TASK
Go through each line of the records below and count those with the word "swagger". Give only the count.
=======
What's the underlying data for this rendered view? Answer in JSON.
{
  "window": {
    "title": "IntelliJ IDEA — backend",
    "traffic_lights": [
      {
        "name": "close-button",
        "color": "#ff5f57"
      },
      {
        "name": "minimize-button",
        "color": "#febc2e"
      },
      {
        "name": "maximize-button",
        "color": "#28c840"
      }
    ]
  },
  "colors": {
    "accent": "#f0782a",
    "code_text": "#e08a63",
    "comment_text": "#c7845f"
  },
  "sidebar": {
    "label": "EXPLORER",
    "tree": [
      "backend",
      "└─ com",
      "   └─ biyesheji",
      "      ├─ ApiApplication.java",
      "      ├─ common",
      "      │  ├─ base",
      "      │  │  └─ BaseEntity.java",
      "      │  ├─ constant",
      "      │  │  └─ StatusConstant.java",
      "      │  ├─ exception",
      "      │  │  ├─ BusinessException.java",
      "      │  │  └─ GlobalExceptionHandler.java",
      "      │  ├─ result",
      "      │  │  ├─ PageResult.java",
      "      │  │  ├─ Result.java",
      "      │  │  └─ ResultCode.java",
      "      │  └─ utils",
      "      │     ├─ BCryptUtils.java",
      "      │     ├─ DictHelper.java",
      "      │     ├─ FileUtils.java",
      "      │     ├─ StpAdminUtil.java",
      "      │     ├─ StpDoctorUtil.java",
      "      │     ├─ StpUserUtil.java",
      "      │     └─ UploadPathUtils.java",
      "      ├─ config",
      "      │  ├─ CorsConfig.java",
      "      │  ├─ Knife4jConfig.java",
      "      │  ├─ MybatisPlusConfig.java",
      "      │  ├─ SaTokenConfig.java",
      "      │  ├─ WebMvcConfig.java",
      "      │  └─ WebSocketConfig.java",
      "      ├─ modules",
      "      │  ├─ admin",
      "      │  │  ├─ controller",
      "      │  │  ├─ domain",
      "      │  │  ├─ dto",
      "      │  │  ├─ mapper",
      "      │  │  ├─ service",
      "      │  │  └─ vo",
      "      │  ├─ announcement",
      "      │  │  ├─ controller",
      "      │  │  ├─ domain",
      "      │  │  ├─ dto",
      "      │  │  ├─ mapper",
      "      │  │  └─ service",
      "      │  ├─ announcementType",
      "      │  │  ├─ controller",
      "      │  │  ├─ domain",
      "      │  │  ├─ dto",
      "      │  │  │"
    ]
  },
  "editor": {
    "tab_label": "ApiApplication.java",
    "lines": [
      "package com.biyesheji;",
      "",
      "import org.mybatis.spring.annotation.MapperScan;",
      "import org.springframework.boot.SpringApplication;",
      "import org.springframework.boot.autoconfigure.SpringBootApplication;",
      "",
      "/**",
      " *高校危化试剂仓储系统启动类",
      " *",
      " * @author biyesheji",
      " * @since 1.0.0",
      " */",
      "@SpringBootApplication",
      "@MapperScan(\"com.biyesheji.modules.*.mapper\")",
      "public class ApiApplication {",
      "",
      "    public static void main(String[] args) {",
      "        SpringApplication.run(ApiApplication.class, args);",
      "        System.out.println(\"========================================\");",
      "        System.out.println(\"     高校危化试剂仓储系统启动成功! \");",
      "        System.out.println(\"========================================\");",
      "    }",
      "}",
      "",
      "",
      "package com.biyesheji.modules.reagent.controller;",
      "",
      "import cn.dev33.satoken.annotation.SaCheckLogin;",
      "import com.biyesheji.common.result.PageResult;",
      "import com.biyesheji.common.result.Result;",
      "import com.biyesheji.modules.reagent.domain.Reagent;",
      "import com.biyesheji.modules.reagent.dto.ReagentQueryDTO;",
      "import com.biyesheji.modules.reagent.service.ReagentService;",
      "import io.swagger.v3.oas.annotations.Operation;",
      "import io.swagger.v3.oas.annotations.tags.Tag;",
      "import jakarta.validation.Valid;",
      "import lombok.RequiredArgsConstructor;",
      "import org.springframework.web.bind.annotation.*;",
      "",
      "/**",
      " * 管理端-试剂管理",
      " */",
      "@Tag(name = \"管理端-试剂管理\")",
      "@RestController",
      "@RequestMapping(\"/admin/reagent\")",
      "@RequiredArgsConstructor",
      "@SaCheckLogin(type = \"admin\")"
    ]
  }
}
=======
TASK SOLUTION
2